Instead they are actively implementing features to disclose everything to
everyone.

------
aithrow
Received this unsollicited pearl from Twilio subsidiary Sendgrid today:

Hi aithrow,

One of my special interests is Whitebox machine learning, and has been for
many years

With the dominance of Blackbox techniques causing lots of ethical questions to
be raised on the uses of AI, I think it's time to revisit Whitebox techniques.

I’ve written a couple of non-technical articles on the subject on Medium:

Why, if you're planning to use AI you need a Whitebox system

Why are tech firms ignoring half of AI?

If you want to read about our Whitebox solutions please look at darl.ai

Whitebox machine learning is available (free) through our GraphQL API at
darl.dev

Thanks for reading,

Andy Edmonds Doctor Andy’s IP sales@darl.ai

P.S. A glitch in our mail handling software meant that a small number of
unsubscribes were missed on our last mailshot. If you were one of these my
apologies. Just unsubscribe again, we won’t miss you this time!

_Activity_
Reproduce, word for word, everything in the forum thread from "I’ve written a" down to "half of AI?".

_Data provided_
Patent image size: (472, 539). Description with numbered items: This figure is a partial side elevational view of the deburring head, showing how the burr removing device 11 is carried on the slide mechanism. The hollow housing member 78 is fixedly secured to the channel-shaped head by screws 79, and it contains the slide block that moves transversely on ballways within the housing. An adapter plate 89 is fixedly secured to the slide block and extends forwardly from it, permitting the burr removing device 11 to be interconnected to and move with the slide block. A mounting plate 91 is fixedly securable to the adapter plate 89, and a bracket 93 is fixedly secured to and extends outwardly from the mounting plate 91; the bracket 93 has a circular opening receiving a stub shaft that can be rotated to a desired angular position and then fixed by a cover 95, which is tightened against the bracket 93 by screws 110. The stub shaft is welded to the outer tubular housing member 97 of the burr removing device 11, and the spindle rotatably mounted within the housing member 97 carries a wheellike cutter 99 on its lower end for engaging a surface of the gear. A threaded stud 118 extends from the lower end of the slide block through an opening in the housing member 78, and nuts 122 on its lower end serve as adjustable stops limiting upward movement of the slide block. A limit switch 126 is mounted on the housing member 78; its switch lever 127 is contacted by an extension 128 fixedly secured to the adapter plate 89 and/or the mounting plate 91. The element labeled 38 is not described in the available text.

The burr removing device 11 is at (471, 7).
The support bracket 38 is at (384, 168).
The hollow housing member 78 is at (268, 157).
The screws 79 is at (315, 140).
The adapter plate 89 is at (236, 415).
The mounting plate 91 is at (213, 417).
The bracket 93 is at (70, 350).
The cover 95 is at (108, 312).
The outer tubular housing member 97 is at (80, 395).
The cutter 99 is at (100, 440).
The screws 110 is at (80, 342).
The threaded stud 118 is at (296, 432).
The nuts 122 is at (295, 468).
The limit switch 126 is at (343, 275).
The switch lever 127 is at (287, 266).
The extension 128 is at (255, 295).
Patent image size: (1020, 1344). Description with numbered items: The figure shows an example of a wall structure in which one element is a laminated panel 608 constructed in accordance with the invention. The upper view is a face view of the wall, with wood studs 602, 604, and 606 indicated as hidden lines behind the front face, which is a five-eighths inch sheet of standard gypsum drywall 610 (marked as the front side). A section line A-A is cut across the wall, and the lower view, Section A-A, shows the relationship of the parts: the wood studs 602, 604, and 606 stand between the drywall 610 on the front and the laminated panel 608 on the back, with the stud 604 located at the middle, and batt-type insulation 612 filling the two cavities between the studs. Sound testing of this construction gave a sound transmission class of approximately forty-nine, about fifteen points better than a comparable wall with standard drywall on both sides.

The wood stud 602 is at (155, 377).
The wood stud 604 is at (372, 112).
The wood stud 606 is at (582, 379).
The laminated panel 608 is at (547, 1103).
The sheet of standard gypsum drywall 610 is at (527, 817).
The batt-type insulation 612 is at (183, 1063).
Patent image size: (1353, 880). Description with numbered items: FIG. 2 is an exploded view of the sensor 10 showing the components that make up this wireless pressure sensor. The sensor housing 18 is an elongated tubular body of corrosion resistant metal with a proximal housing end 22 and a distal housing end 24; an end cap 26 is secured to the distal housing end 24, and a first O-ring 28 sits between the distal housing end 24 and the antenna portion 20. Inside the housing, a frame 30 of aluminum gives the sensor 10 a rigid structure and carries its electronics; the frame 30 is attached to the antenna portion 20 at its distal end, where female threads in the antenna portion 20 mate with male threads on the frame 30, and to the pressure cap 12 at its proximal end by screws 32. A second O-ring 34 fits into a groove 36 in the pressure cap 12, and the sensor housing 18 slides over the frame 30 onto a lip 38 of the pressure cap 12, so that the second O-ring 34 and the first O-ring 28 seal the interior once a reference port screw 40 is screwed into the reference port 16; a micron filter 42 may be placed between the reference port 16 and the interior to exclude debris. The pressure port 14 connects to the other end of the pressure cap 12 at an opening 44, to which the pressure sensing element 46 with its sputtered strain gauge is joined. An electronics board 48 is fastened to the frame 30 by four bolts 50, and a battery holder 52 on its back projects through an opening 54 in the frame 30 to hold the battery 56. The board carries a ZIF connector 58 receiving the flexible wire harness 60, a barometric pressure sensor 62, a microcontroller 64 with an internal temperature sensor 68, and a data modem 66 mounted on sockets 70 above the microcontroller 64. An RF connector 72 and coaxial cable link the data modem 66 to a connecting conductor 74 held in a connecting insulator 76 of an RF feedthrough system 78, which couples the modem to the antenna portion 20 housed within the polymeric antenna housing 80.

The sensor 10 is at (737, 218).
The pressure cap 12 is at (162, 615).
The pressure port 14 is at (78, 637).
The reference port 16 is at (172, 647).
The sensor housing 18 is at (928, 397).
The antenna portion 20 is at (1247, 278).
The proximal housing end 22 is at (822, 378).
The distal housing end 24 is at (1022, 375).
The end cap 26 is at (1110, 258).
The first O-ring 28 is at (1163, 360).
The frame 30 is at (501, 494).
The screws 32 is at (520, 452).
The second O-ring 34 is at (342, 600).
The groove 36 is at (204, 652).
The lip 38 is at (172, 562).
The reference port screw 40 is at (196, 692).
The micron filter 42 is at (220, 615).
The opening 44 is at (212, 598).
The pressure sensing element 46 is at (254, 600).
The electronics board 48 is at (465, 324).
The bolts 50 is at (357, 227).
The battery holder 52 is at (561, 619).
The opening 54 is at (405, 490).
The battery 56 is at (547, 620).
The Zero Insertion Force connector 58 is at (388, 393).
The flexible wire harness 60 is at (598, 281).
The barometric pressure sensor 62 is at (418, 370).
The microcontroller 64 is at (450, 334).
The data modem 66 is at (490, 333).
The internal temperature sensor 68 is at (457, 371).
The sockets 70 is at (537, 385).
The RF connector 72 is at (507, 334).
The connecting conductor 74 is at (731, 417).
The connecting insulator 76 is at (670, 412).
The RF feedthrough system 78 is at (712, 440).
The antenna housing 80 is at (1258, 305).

_Exercise output_
I’ve written a couple of non-technical articles on the subject on Medium:

Why, if you're planning to use AI you need a Whitebox system

Why are tech firms ignoring half of AI?